> Written task
Determine how many lines include the string "JSON". Output that number only.

> Given records

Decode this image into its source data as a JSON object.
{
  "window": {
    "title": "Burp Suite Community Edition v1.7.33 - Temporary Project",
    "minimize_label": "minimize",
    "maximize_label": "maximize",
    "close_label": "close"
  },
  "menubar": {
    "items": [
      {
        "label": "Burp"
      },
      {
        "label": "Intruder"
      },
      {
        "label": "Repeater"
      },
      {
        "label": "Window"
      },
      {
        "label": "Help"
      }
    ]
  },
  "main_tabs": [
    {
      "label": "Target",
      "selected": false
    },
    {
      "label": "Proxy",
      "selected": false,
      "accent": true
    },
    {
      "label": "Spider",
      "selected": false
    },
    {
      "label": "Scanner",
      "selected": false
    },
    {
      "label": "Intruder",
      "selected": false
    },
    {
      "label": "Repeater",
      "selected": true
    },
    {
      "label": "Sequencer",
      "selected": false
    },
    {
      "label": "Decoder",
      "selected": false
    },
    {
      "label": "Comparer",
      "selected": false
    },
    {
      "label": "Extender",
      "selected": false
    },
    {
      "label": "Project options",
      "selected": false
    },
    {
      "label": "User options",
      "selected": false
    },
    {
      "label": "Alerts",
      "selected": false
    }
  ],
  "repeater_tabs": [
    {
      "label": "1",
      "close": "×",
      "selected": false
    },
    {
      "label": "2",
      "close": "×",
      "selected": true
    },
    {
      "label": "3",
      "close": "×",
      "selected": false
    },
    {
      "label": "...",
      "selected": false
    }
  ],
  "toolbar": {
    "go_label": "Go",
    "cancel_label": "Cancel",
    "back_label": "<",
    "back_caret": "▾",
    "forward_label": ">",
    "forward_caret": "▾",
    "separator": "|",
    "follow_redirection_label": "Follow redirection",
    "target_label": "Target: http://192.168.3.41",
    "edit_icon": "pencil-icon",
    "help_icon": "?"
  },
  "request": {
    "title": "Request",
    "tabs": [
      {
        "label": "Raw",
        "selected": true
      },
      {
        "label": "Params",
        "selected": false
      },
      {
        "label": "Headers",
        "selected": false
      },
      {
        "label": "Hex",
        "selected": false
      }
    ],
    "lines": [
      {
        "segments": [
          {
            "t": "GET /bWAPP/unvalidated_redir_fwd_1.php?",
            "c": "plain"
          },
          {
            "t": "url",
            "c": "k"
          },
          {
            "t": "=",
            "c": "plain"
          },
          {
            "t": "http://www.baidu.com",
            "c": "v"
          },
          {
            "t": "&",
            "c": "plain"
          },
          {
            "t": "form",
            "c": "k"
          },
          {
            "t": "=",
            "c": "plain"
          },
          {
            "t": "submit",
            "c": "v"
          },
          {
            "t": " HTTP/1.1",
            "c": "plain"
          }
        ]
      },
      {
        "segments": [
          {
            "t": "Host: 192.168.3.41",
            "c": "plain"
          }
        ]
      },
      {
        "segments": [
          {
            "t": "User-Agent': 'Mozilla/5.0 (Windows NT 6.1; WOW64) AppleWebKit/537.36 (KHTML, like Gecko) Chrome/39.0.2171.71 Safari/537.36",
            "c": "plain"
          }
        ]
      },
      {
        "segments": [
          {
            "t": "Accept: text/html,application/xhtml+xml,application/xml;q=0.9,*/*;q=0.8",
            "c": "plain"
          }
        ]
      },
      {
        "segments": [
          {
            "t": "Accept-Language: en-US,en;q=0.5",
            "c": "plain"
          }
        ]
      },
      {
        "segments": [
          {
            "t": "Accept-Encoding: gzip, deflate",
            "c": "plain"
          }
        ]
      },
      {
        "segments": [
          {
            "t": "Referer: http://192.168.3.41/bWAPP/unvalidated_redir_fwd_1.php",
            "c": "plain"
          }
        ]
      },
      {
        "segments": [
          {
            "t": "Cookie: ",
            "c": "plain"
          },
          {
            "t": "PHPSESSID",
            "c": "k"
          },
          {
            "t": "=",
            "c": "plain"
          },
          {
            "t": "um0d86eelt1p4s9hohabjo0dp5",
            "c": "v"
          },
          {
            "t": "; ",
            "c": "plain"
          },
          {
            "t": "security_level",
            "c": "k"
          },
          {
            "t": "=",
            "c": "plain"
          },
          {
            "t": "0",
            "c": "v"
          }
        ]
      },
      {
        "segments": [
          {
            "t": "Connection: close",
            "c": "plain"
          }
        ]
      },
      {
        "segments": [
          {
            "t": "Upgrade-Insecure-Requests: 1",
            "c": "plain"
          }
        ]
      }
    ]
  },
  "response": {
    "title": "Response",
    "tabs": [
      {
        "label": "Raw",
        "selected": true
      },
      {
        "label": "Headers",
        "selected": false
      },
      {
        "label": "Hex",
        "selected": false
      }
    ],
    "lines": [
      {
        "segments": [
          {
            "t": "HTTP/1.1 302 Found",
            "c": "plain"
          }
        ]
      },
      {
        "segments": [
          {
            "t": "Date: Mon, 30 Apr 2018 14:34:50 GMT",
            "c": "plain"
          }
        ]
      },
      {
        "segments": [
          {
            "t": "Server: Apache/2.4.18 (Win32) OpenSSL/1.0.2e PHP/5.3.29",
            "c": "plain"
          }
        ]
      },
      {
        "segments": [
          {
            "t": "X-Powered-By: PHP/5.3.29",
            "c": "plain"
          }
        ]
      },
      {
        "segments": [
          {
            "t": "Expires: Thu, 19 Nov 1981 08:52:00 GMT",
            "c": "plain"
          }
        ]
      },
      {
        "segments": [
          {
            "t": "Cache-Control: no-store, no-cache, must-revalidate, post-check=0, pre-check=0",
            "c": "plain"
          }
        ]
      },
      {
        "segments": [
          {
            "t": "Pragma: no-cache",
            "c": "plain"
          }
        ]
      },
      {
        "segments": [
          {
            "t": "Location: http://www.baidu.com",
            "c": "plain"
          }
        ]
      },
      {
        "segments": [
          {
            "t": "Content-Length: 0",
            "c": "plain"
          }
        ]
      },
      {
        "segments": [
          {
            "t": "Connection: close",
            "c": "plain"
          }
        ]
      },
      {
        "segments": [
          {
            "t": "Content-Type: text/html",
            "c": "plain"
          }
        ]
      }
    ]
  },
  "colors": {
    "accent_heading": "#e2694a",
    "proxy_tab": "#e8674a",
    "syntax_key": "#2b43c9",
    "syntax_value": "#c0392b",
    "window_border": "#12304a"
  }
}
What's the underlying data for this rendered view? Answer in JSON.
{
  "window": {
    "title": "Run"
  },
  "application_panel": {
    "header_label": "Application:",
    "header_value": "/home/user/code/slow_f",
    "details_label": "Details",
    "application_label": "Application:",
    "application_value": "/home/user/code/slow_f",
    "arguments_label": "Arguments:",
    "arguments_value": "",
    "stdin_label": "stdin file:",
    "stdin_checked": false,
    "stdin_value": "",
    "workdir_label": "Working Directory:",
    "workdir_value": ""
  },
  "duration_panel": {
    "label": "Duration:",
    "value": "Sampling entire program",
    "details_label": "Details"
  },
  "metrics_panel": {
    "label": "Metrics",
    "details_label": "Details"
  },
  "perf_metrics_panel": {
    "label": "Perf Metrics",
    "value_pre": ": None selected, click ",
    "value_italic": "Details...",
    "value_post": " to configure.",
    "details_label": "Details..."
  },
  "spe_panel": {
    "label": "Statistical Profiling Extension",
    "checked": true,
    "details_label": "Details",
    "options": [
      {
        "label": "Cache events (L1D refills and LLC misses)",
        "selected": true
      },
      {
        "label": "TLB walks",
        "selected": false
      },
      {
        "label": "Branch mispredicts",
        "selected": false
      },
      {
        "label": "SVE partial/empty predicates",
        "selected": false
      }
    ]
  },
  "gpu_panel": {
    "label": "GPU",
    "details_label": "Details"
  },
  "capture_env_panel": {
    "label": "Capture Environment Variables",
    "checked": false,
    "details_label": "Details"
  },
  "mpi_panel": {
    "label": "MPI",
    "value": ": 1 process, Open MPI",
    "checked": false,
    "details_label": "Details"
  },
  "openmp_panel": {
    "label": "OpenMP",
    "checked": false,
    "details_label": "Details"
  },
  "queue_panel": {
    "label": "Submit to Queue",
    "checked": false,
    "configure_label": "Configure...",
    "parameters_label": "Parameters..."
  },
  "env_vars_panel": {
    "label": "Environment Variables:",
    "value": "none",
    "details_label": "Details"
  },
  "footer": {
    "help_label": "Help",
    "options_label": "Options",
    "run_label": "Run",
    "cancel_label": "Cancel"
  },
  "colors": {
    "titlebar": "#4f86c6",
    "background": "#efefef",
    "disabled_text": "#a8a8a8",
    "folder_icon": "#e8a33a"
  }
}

> Response
2